WORK REQUIRED
In this exercise, return only the lines that run from the line with "Output the text content of this document." to the end of the entries below, both included. Pictures are not copied.
[BEGIN DATASET EXTRACT]
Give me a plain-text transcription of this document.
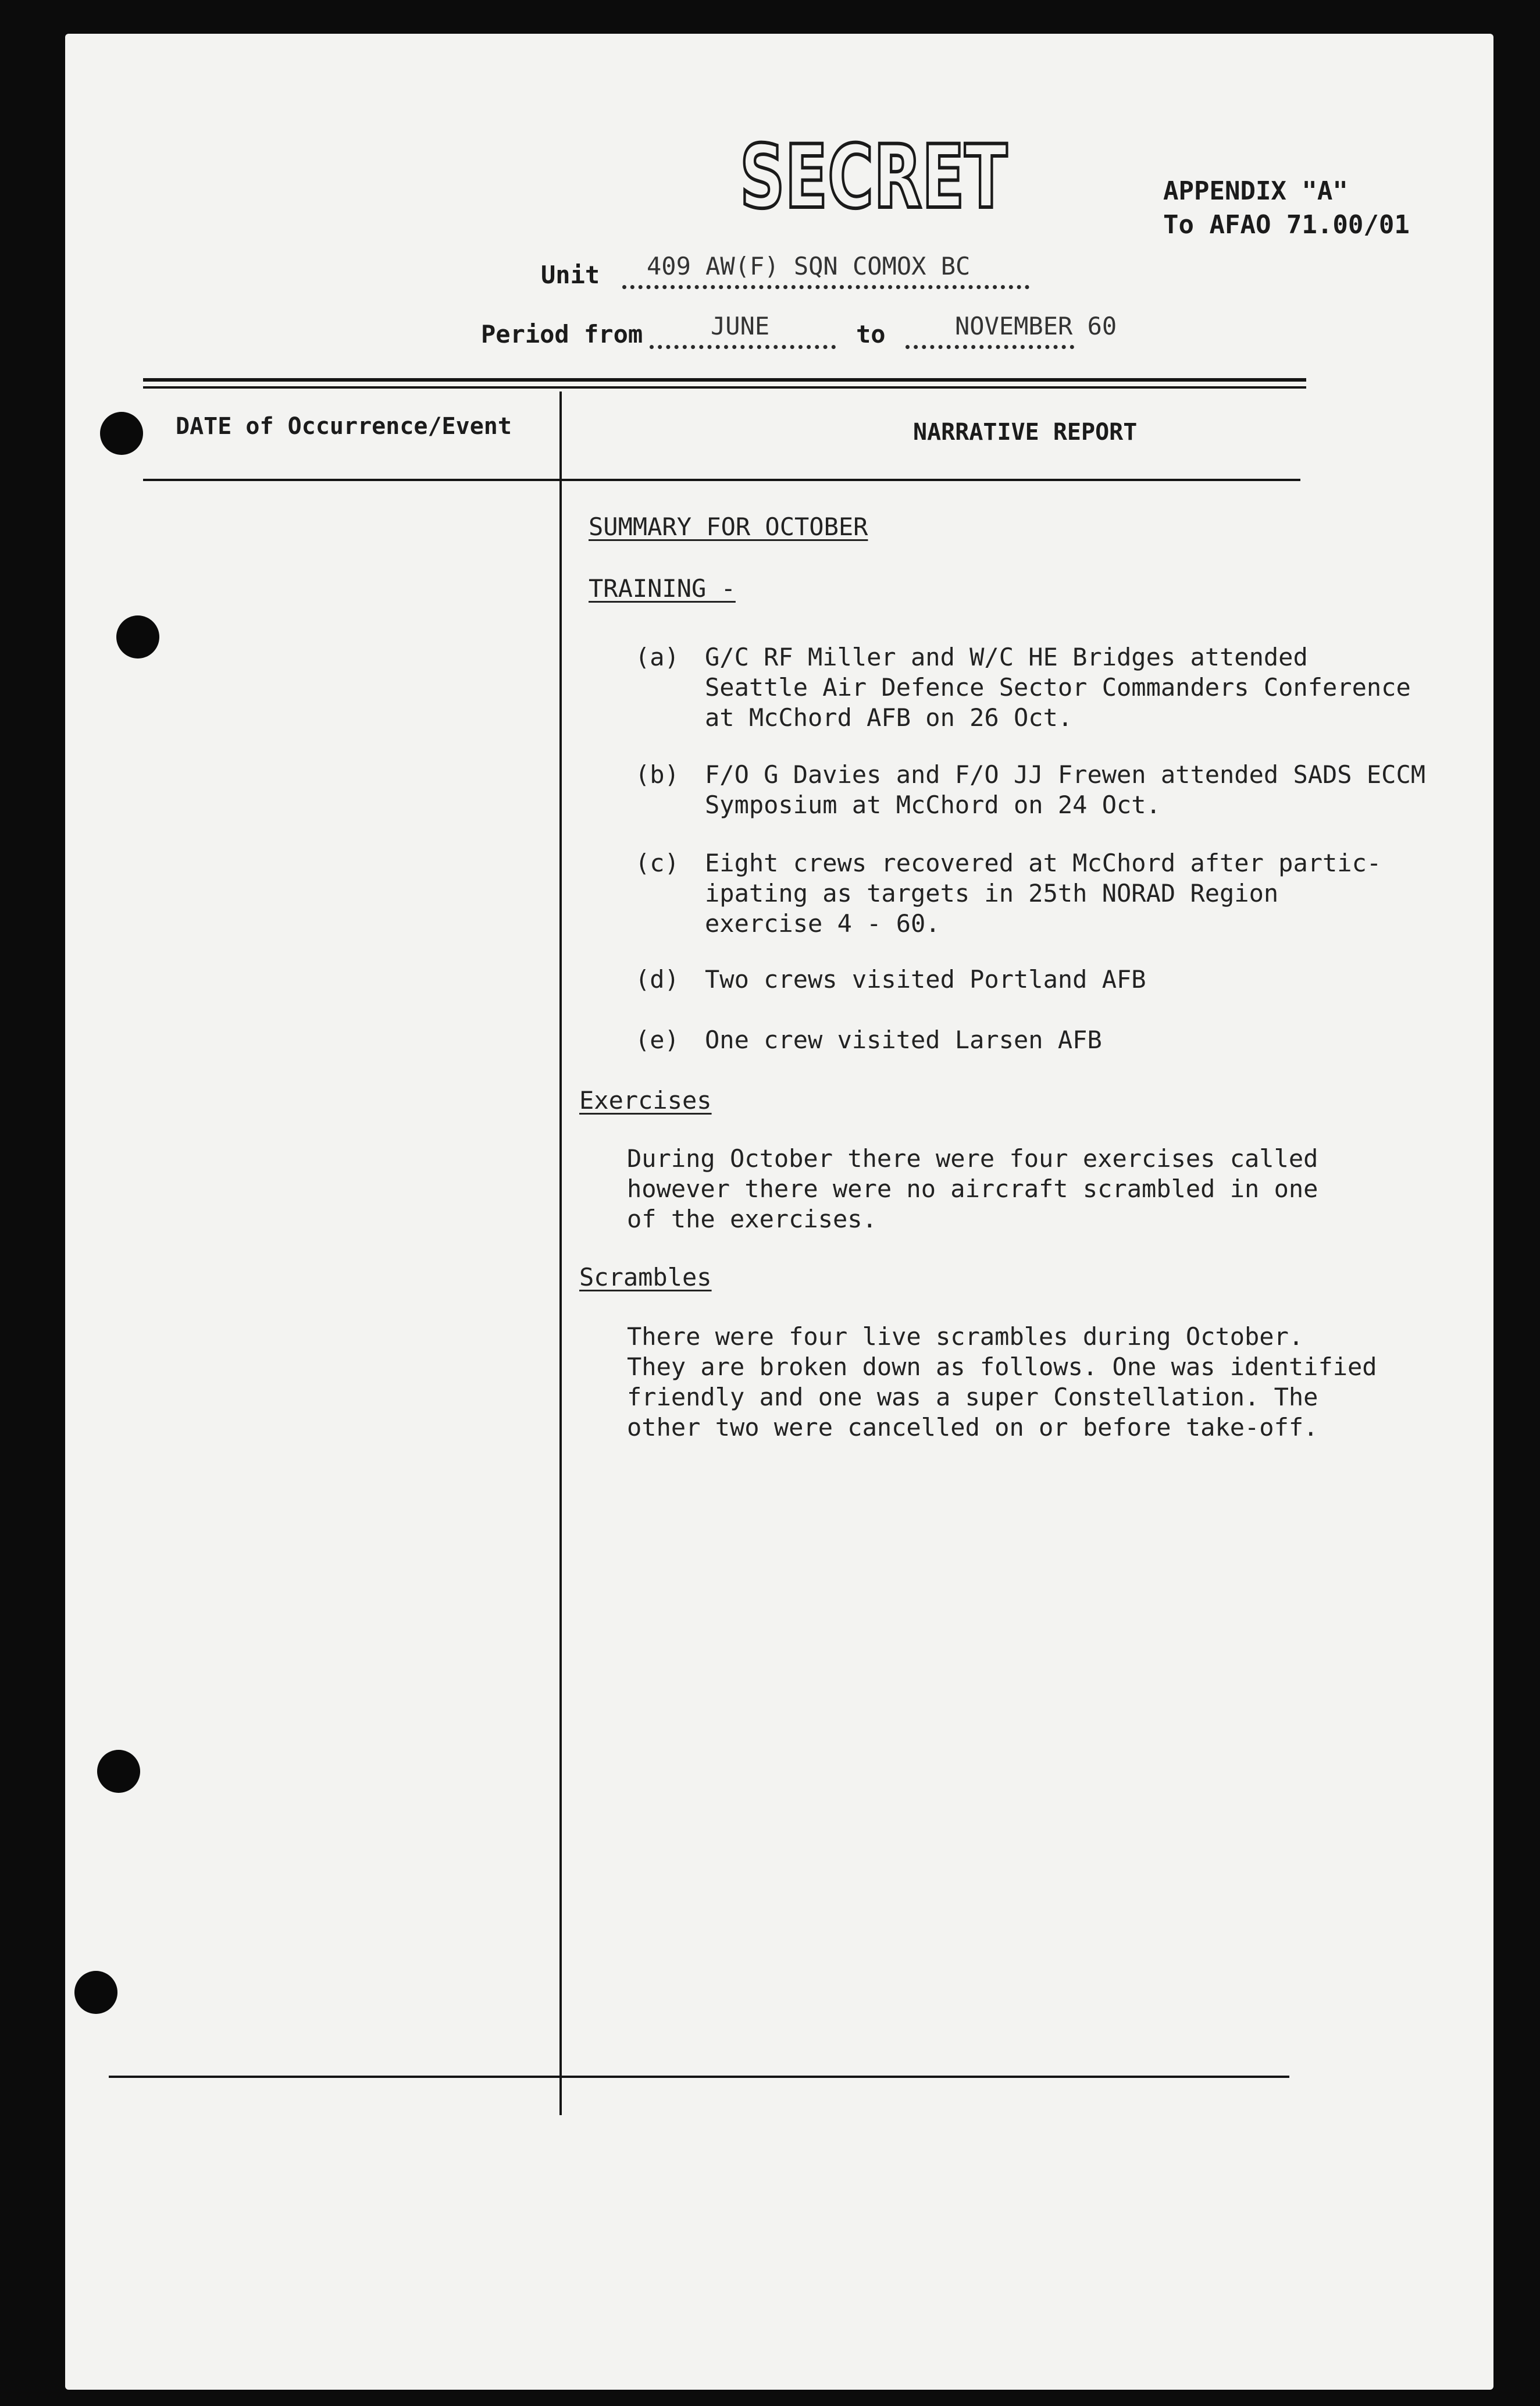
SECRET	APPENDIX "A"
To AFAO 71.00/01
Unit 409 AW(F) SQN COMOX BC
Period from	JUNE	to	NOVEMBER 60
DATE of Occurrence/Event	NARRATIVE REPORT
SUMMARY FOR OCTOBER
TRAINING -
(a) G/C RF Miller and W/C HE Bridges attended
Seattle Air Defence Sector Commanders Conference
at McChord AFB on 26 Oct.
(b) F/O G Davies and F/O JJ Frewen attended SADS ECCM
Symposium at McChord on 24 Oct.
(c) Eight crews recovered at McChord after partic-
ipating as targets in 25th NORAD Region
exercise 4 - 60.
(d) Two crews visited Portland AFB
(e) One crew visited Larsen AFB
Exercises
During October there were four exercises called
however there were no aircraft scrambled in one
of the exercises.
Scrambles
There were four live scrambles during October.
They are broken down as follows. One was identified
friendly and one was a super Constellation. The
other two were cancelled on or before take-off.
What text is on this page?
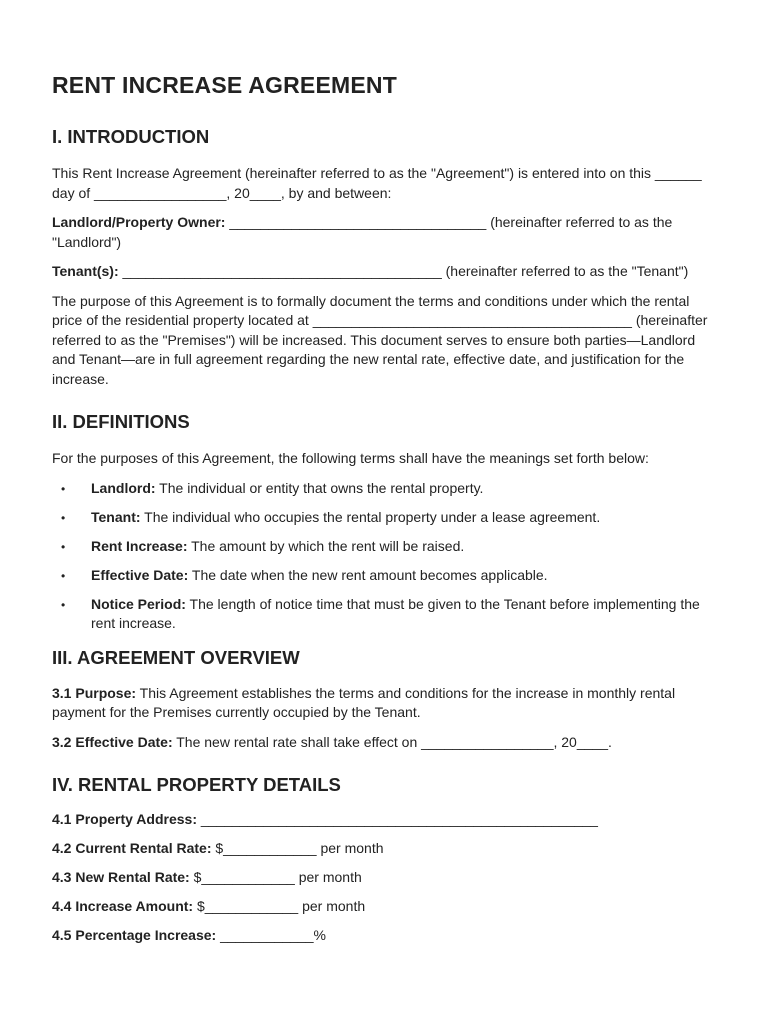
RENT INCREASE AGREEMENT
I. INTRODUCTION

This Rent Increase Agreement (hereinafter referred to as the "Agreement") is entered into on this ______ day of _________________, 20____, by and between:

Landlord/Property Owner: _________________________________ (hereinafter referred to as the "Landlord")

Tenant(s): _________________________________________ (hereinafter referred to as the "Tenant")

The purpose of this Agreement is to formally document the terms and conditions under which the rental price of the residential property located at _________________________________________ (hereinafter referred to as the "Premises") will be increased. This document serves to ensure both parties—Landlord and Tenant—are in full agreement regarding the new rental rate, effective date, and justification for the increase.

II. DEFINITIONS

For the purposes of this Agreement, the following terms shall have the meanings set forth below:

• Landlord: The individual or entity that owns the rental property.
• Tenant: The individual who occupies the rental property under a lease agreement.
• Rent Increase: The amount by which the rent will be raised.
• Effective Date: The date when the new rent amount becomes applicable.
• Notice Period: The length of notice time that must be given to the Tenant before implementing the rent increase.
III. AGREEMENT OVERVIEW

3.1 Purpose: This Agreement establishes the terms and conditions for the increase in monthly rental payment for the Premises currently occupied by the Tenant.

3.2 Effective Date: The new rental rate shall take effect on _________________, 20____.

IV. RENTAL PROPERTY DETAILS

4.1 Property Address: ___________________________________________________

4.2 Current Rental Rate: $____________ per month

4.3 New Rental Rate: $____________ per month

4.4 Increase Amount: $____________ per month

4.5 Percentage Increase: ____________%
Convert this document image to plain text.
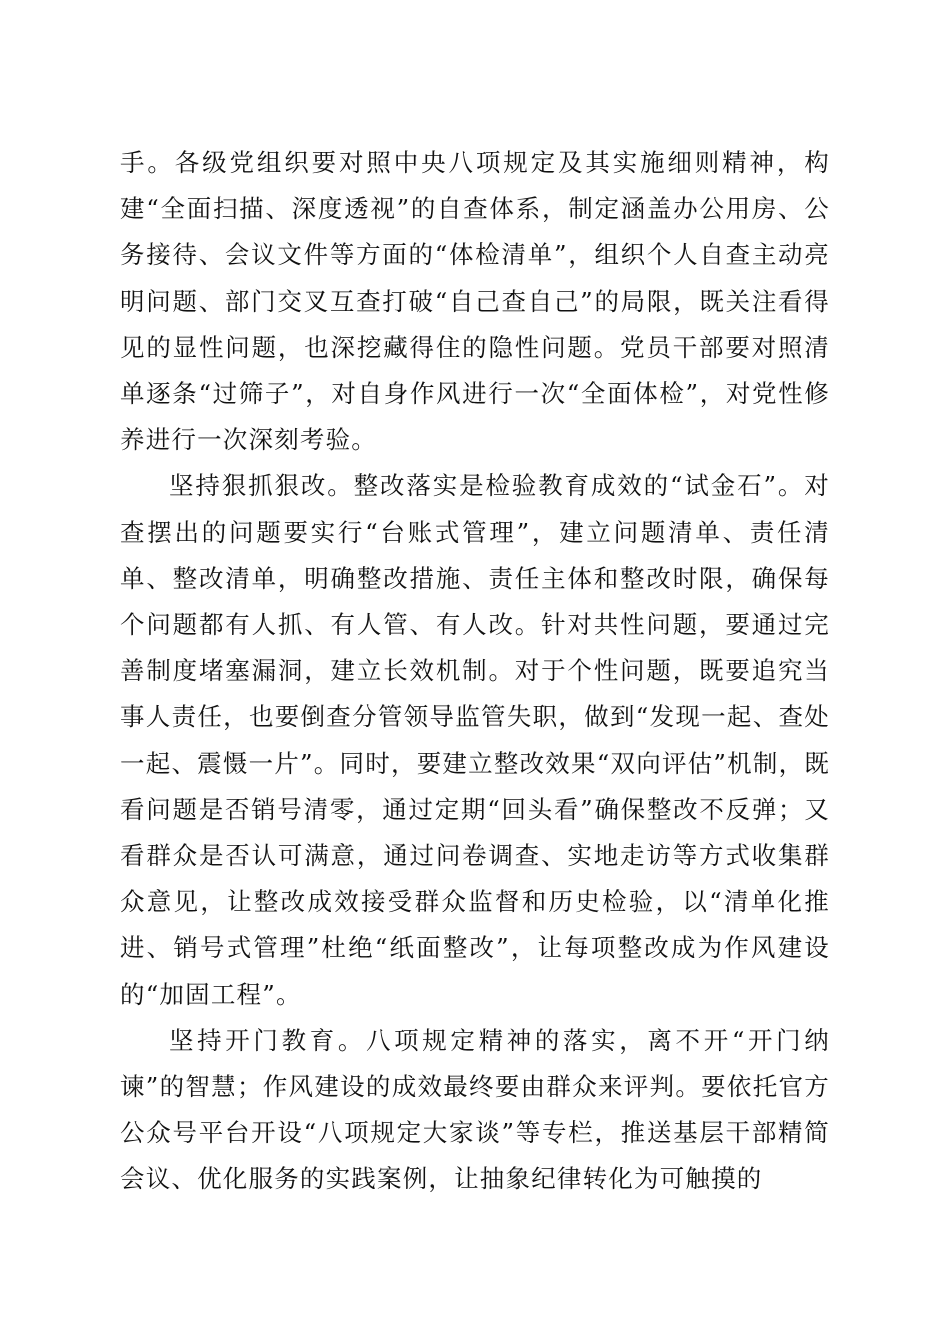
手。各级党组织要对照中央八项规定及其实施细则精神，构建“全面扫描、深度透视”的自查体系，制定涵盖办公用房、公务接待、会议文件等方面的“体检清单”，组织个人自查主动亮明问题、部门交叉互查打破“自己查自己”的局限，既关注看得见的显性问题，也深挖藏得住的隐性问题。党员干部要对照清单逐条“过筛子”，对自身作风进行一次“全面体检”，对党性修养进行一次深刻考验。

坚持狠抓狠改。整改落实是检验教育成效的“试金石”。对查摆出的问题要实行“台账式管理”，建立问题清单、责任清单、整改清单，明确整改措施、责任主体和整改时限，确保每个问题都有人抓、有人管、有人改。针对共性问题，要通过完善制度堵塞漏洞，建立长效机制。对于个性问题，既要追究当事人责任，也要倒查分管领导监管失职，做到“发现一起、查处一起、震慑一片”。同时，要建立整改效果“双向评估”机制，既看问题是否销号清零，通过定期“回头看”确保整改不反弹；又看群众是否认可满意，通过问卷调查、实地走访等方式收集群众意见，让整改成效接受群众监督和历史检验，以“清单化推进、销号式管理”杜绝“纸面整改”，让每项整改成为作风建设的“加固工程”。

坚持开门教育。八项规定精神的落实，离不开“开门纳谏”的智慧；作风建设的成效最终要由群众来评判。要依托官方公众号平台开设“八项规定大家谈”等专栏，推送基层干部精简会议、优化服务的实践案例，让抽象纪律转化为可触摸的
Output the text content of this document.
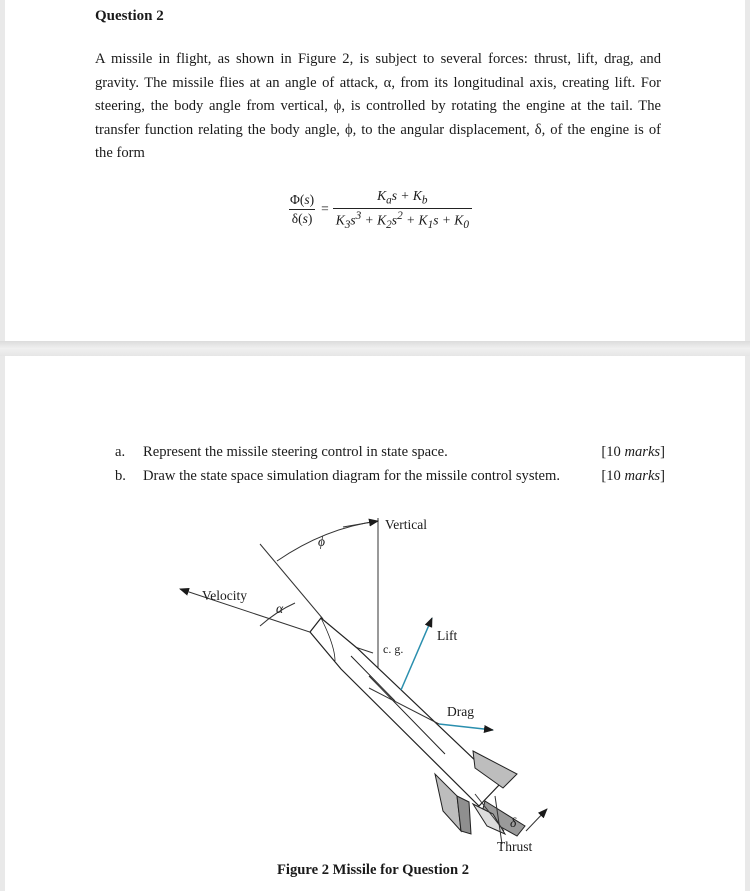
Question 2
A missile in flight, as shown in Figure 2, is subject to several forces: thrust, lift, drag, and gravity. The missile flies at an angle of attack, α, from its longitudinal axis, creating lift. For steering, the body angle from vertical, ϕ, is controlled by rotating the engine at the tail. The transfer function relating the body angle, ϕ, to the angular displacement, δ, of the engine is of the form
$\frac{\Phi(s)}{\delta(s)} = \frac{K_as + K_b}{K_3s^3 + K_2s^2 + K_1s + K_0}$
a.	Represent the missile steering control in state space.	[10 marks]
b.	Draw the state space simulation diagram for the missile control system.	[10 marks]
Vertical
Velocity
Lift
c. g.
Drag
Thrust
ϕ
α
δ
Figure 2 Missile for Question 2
[END DATASET EXTRACT]
FINISHED ANSWER
Output the text content of this document.
Question 2
A missile in flight, as shown in Figure 2, is subject to several forces: thrust, lift, drag, and gravity. The missile flies at an angle of attack, α, from its longitudinal axis, creating lift. For steering, the body angle from vertical, ϕ, is controlled by rotating the engine at the tail. The transfer function relating the body angle, ϕ, to the angular displacement, δ, of the engine is of the form
$\frac{\Phi(s)}{\delta(s)} = \frac{K_as + K_b}{K_3s^3 + K_2s^2 + K_1s + K_0}$
a.	Represent the missile steering control in state space.	[10 marks]
b.	Draw the state space simulation diagram for the missile control system.	[10 marks]
Vertical
Velocity
Lift
c. g.
Drag
Thrust
ϕ
α
δ
Figure 2 Missile for Question 2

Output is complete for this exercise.